Given exercise:
Leave out the pictures and repeat every record exactly.

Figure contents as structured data
______________________________

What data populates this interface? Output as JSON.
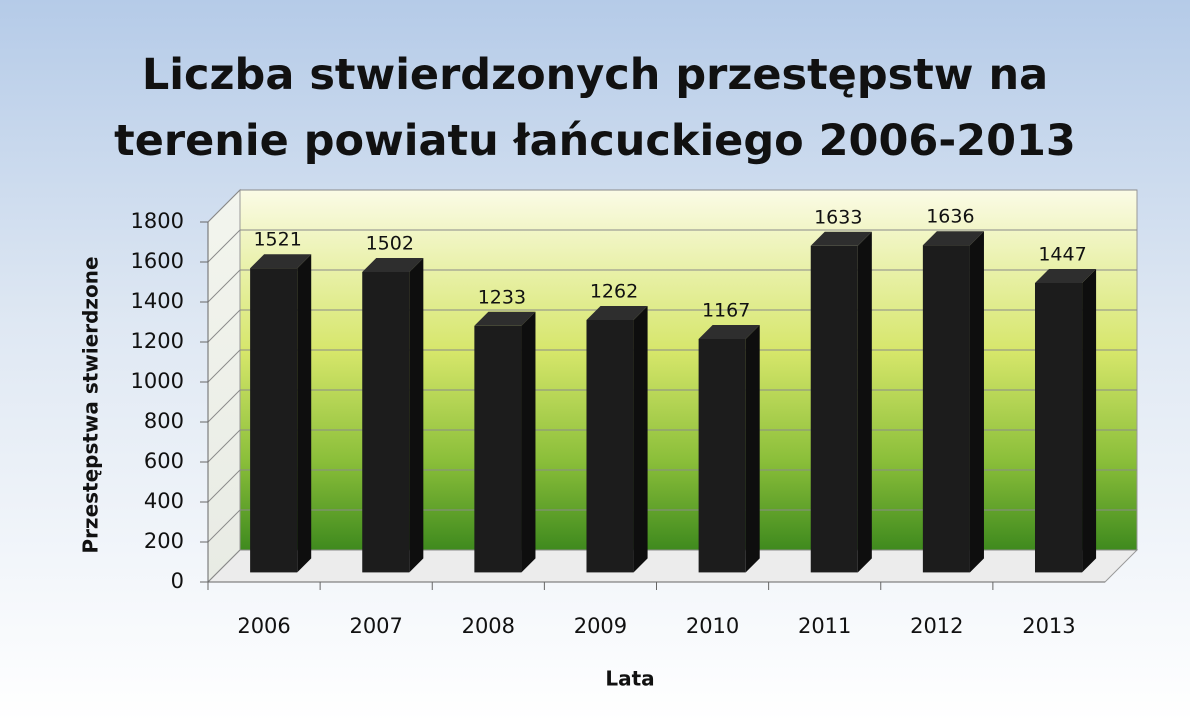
{
  "chart_data": {
    "type": "bar3d",
    "title": "Liczba stwierdzonych przestępstw na terenie powiatu łańcuckiego 2006-2013",
    "x_label": "Lata",
    "y_label": "Przestępstwa stwierdzone",
    "categories": [
      "2006",
      "2007",
      "2008",
      "2009",
      "2010",
      "2011",
      "2012",
      "2013"
    ],
    "values": [
      1521,
      1502,
      1233,
      1262,
      1167,
      1633,
      1636,
      1447
    ],
    "color": "#1c1c1c",
    "ylim": [
      0,
      1800
    ],
    "yticks": [
      0,
      200,
      400,
      600,
      800,
      1000,
      1200,
      1400,
      1600,
      1800
    ],
    "grid": true
  }
}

______________________________

Expected answer:
What data populates this interface? Output as JSON.
{
  "chart_data": {
    "type": "bar3d",
    "title": "Liczba stwierdzonych przestępstw na terenie powiatu łańcuckiego 2006-2013",
    "x_label": "Lata",
    "y_label": "Przestępstwa stwierdzone",
    "categories": [
      "2006",
      "2007",
      "2008",
      "2009",
      "2010",
      "2011",
      "2012",
      "2013"
    ],
    "values": [
      1521,
      1502,
      1233,
      1262,
      1167,
      1633,
      1636,
      1447
    ],
    "color": "#1c1c1c",
    "ylim": [
      0,
      1800
    ],
    "yticks": [
      0,
      200,
      400,
      600,
      800,
      1000,
      1200,
      1400,
      1600,
      1800
    ],
    "grid": true
  }
}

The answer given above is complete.